Short problem:
Pull out every line containing the string "subtitle".

==*==

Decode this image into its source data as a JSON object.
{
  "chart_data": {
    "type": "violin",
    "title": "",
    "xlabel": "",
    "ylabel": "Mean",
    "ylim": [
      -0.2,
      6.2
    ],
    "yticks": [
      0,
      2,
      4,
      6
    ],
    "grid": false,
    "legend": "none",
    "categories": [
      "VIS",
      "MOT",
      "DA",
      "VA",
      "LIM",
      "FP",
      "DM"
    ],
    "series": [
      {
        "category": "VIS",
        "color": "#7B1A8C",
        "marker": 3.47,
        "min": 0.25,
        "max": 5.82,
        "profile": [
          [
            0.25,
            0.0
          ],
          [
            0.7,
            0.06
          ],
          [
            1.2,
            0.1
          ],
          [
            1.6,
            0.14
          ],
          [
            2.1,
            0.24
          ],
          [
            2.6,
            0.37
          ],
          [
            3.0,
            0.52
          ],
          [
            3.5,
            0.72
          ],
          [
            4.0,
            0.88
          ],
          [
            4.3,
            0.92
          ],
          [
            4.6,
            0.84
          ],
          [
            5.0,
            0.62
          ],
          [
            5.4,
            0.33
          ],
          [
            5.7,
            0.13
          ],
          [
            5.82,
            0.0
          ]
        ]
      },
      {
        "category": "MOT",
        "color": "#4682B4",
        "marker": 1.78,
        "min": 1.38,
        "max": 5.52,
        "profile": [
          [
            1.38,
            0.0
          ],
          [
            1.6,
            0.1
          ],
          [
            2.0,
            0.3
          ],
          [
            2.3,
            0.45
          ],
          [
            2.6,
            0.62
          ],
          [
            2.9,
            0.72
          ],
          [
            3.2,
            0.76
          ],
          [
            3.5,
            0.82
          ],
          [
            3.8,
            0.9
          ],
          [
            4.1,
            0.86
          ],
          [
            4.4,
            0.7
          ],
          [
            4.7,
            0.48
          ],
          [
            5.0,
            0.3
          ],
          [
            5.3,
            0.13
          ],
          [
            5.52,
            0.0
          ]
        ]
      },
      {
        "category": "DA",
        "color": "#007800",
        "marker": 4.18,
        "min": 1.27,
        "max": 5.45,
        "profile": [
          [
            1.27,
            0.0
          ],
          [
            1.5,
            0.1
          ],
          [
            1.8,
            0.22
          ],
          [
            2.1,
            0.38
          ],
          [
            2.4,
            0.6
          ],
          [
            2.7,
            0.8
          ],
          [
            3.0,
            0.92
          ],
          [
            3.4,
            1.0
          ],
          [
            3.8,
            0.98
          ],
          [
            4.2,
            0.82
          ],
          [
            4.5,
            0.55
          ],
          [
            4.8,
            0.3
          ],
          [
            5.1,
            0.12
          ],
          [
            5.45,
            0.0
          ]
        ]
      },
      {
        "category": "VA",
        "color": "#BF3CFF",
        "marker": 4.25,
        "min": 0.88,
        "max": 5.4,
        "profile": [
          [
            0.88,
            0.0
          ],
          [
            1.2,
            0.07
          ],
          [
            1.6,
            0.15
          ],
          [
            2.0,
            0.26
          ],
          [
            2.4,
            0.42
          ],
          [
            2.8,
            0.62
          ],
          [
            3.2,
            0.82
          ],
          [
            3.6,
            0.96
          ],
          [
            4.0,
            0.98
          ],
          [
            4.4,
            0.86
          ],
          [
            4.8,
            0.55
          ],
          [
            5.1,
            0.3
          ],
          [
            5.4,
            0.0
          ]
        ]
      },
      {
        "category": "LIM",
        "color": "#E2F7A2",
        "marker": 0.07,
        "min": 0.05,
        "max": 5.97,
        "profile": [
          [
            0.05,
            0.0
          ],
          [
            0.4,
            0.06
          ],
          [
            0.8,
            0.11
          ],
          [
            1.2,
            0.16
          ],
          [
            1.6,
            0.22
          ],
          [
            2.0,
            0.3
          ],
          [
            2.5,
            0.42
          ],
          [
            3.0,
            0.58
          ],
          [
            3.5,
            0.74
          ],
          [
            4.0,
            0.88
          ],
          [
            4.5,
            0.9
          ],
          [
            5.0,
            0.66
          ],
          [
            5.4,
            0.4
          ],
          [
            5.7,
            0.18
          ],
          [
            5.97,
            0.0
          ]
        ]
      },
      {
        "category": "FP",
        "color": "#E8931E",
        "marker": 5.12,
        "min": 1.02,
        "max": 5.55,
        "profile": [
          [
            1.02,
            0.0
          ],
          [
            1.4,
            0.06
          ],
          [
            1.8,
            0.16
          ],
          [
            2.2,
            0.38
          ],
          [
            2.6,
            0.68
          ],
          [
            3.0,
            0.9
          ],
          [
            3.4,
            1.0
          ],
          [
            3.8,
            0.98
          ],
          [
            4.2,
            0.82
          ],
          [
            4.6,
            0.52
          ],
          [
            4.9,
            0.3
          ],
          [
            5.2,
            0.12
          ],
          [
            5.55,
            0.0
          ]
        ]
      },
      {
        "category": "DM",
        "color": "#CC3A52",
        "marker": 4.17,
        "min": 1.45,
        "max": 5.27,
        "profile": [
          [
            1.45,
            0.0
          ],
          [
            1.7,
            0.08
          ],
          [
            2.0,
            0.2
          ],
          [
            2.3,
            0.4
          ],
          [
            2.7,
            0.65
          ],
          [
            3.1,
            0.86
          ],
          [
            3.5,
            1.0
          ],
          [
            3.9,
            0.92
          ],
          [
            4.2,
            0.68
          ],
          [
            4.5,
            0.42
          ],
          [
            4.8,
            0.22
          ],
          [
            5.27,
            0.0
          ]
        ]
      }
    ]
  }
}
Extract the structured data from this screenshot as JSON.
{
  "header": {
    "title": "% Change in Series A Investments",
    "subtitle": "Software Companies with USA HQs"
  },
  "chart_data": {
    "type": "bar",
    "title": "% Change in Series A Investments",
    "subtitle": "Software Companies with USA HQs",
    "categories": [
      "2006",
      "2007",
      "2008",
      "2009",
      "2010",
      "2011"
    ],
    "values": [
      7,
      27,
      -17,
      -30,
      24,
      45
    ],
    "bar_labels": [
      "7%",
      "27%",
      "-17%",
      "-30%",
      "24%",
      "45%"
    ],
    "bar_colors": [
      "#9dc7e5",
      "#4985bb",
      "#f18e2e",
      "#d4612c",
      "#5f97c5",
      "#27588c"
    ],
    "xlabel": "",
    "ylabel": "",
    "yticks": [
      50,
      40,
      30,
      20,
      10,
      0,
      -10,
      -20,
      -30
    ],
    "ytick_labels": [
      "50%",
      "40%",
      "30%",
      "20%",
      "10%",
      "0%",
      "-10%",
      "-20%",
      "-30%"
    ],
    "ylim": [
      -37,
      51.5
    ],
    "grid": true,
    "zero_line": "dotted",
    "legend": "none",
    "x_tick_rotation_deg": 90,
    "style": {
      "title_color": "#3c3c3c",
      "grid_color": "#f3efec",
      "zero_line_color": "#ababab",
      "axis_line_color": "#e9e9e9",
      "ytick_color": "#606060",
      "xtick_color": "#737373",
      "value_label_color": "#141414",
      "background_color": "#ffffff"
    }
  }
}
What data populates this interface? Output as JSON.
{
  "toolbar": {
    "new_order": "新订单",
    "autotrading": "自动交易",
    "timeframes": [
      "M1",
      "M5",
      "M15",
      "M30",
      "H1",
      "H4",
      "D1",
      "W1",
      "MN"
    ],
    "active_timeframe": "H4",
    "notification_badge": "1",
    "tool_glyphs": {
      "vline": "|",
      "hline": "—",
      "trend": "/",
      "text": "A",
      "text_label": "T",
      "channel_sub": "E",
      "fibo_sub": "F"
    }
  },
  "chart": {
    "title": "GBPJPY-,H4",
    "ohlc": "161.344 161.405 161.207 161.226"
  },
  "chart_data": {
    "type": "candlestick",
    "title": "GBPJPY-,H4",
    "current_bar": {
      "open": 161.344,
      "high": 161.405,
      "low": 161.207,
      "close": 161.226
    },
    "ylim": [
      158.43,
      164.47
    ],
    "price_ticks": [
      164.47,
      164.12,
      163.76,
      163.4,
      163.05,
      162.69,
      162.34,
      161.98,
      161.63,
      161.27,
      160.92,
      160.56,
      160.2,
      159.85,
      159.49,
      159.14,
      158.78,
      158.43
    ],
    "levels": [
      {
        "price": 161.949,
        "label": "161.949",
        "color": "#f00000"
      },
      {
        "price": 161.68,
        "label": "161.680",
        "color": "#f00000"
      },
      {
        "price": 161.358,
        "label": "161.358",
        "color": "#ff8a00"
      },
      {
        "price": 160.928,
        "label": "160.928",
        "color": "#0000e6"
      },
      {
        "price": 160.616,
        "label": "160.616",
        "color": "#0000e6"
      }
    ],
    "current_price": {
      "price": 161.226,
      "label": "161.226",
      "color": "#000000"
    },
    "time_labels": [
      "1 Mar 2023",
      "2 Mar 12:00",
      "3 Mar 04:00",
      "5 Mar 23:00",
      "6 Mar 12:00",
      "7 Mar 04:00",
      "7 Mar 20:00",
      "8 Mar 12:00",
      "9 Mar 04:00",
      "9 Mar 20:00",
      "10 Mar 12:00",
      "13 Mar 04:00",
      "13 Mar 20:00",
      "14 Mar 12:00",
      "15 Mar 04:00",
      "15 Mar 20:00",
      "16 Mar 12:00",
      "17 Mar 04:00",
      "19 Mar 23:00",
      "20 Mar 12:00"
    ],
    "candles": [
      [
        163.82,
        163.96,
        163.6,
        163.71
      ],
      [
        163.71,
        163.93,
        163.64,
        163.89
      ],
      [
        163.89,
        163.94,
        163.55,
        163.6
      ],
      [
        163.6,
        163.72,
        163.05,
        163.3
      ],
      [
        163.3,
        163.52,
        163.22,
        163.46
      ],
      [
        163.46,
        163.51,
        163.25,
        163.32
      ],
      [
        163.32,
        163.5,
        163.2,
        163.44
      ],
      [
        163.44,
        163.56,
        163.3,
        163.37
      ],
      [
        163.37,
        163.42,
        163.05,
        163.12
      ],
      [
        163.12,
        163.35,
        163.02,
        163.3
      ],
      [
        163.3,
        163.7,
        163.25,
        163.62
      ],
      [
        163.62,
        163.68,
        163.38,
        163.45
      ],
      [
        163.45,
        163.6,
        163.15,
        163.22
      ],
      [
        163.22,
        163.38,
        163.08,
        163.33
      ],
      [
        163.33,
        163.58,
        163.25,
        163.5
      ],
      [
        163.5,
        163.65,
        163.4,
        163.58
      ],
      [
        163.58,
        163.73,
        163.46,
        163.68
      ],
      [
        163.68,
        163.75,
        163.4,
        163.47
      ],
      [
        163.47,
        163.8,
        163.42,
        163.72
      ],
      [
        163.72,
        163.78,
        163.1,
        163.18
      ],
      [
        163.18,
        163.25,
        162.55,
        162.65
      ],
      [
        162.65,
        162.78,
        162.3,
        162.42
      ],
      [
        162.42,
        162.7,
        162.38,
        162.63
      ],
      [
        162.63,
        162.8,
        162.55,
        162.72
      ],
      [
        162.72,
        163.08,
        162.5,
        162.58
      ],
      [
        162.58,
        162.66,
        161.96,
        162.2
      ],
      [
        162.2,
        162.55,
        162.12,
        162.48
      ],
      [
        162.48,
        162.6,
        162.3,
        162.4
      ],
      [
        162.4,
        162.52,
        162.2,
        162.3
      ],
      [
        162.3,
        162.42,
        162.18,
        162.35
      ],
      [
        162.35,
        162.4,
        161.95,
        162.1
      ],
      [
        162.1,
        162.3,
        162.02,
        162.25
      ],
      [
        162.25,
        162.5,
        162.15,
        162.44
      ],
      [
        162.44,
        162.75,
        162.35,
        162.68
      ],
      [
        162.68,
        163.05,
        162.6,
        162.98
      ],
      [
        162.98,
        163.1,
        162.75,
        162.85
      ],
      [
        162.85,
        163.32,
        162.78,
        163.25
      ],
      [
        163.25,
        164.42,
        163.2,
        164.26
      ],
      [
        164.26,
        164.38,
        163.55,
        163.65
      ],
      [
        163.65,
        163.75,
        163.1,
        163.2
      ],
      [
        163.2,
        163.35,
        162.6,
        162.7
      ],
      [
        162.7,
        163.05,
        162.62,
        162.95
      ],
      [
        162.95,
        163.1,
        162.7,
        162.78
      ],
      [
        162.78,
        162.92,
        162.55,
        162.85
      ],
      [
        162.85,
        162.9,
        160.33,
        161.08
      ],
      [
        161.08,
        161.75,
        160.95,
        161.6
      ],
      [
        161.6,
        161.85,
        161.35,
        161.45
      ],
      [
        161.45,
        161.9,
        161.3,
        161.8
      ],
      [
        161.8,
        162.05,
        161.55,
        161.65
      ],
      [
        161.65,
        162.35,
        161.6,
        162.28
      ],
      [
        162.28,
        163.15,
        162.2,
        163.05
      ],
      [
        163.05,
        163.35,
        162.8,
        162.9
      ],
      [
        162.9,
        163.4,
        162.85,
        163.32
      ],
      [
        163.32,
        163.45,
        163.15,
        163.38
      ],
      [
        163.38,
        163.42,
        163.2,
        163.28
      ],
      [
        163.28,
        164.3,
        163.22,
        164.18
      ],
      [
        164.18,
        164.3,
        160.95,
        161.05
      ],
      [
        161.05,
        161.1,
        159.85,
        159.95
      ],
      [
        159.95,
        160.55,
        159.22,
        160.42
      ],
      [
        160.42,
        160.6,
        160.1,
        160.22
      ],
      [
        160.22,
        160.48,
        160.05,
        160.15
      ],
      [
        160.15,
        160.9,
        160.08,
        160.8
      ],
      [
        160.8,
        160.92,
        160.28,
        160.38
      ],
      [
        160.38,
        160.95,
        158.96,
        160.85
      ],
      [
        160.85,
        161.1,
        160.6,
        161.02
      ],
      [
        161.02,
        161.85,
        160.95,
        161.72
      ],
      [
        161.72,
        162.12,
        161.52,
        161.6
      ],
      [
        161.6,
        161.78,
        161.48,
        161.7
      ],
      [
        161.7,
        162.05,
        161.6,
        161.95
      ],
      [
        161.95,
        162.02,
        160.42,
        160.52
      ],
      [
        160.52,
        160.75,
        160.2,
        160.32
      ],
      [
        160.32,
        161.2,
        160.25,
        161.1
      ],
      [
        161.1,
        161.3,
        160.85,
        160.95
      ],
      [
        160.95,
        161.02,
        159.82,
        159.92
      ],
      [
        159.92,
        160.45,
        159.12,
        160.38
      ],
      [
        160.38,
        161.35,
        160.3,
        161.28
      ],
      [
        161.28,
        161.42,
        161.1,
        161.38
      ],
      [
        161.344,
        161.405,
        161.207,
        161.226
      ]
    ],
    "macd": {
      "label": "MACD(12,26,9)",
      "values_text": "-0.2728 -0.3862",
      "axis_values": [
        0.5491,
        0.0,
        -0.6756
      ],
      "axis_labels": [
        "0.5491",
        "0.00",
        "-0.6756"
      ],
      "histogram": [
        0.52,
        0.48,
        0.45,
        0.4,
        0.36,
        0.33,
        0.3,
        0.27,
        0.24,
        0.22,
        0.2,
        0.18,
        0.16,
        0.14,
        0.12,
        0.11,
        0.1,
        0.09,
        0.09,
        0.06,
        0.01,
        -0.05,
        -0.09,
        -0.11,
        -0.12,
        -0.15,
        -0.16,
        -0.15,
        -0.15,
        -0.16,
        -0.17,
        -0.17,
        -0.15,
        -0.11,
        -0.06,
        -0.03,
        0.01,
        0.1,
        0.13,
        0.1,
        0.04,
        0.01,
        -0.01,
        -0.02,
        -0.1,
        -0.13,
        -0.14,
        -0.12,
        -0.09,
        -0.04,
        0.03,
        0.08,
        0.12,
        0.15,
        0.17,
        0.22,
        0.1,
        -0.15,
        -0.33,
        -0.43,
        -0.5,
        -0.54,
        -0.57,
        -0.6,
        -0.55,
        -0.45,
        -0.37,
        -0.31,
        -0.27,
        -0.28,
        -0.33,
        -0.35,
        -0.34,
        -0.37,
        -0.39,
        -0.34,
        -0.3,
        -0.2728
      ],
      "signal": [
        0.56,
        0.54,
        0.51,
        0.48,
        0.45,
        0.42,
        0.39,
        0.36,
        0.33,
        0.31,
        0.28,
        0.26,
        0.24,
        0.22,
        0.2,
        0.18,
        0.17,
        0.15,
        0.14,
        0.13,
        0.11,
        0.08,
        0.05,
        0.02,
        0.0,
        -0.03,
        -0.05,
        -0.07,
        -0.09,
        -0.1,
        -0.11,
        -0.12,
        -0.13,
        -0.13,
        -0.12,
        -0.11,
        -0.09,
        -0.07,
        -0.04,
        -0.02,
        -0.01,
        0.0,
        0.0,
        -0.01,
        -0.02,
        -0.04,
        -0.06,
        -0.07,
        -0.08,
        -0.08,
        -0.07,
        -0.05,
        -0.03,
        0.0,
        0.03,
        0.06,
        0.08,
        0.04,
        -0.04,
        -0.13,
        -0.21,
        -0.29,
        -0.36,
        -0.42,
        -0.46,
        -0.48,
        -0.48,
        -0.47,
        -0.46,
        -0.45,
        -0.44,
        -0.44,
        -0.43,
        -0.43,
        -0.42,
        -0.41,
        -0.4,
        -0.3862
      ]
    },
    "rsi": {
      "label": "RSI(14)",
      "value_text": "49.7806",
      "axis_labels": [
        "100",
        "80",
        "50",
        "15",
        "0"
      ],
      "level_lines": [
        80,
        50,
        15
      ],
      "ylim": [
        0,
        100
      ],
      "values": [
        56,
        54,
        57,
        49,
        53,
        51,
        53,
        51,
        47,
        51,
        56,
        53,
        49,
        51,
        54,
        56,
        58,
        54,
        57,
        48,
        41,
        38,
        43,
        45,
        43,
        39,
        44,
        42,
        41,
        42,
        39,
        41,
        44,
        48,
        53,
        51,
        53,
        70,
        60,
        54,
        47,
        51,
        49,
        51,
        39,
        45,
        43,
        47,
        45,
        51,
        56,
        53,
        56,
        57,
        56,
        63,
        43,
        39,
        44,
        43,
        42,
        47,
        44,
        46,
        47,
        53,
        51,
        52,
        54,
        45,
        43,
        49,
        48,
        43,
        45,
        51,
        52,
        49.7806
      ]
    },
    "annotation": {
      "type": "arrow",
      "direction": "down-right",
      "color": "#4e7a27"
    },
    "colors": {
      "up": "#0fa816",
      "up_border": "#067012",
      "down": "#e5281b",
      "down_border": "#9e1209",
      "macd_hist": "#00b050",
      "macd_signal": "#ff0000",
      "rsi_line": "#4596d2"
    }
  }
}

==*==

Full answer:
    "subtitle": "Software Companies with USA HQs"
    "subtitle": "Software Companies with USA HQs",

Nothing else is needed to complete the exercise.